*Your task*:
Omit all pictures, then retype the data exactly as given.

*Data for this exercise*:
━━━━━━━━

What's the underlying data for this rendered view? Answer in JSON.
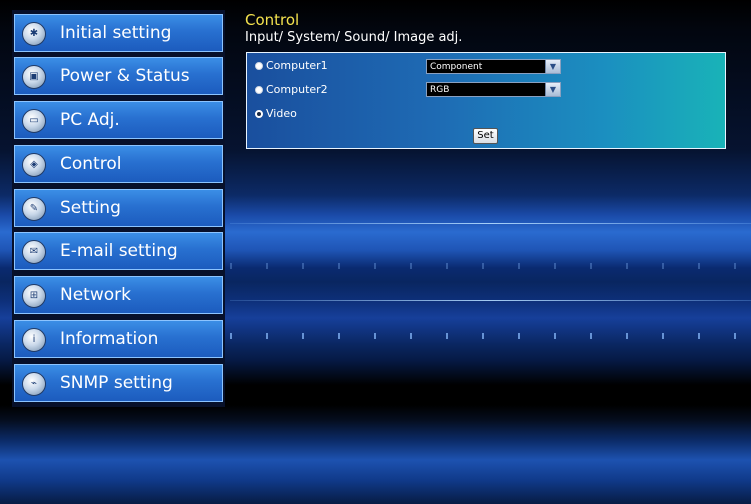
{
  "sidebar": {
    "items": [
      {
        "label": "Initial setting",
        "icon": "initial-setting-icon",
        "glyph": "✱"
      },
      {
        "label": "Power & Status",
        "icon": "power-status-icon",
        "glyph": "▣"
      },
      {
        "label": "PC Adj.",
        "icon": "pc-adj-icon",
        "glyph": "▭"
      },
      {
        "label": "Control",
        "icon": "control-icon",
        "glyph": "◈"
      },
      {
        "label": "Setting",
        "icon": "setting-icon",
        "glyph": "✎"
      },
      {
        "label": "E-mail setting",
        "icon": "email-icon",
        "glyph": "✉"
      },
      {
        "label": "Network",
        "icon": "network-icon",
        "glyph": "⊞"
      },
      {
        "label": "Information",
        "icon": "information-icon",
        "glyph": "i"
      },
      {
        "label": "SNMP setting",
        "icon": "snmp-icon",
        "glyph": "⌁"
      }
    ]
  },
  "content": {
    "title": "Control",
    "subtitle": "Input/ System/ Sound/ Image adj.",
    "inputs": [
      {
        "label": "Computer1",
        "checked": false,
        "select_value": "Component"
      },
      {
        "label": "Computer2",
        "checked": false,
        "select_value": "RGB"
      },
      {
        "label": "Video",
        "checked": true
      }
    ],
    "set_label": "Set"
  },
  "colors": {
    "title": "#f4e24e",
    "nav_button": "#2870d0",
    "panel_start": "#1a4f9e",
    "panel_end": "#19b3b8"
  }
}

━━━━━━━━

*Expected answer*:
What's the underlying data for this rendered view? Answer in JSON.
{
  "sidebar": {
    "items": [
      {
        "label": "Initial setting",
        "icon": "initial-setting-icon",
        "glyph": "✱"
      },
      {
        "label": "Power & Status",
        "icon": "power-status-icon",
        "glyph": "▣"
      },
      {
        "label": "PC Adj.",
        "icon": "pc-adj-icon",
        "glyph": "▭"
      },
      {
        "label": "Control",
        "icon": "control-icon",
        "glyph": "◈"
      },
      {
        "label": "Setting",
        "icon": "setting-icon",
        "glyph": "✎"
      },
      {
        "label": "E-mail setting",
        "icon": "email-icon",
        "glyph": "✉"
      },
      {
        "label": "Network",
        "icon": "network-icon",
        "glyph": "⊞"
      },
      {
        "label": "Information",
        "icon": "information-icon",
        "glyph": "i"
      },
      {
        "label": "SNMP setting",
        "icon": "snmp-icon",
        "glyph": "⌁"
      }
    ]
  },
  "content": {
    "title": "Control",
    "subtitle": "Input/ System/ Sound/ Image adj.",
    "inputs": [
      {
        "label": "Computer1",
        "checked": false,
        "select_value": "Component"
      },
      {
        "label": "Computer2",
        "checked": false,
        "select_value": "RGB"
      },
      {
        "label": "Video",
        "checked": true
      }
    ],
    "set_label": "Set"
  },
  "colors": {
    "title": "#f4e24e",
    "nav_button": "#2870d0",
    "panel_start": "#1a4f9e",
    "panel_end": "#19b3b8"
  }
}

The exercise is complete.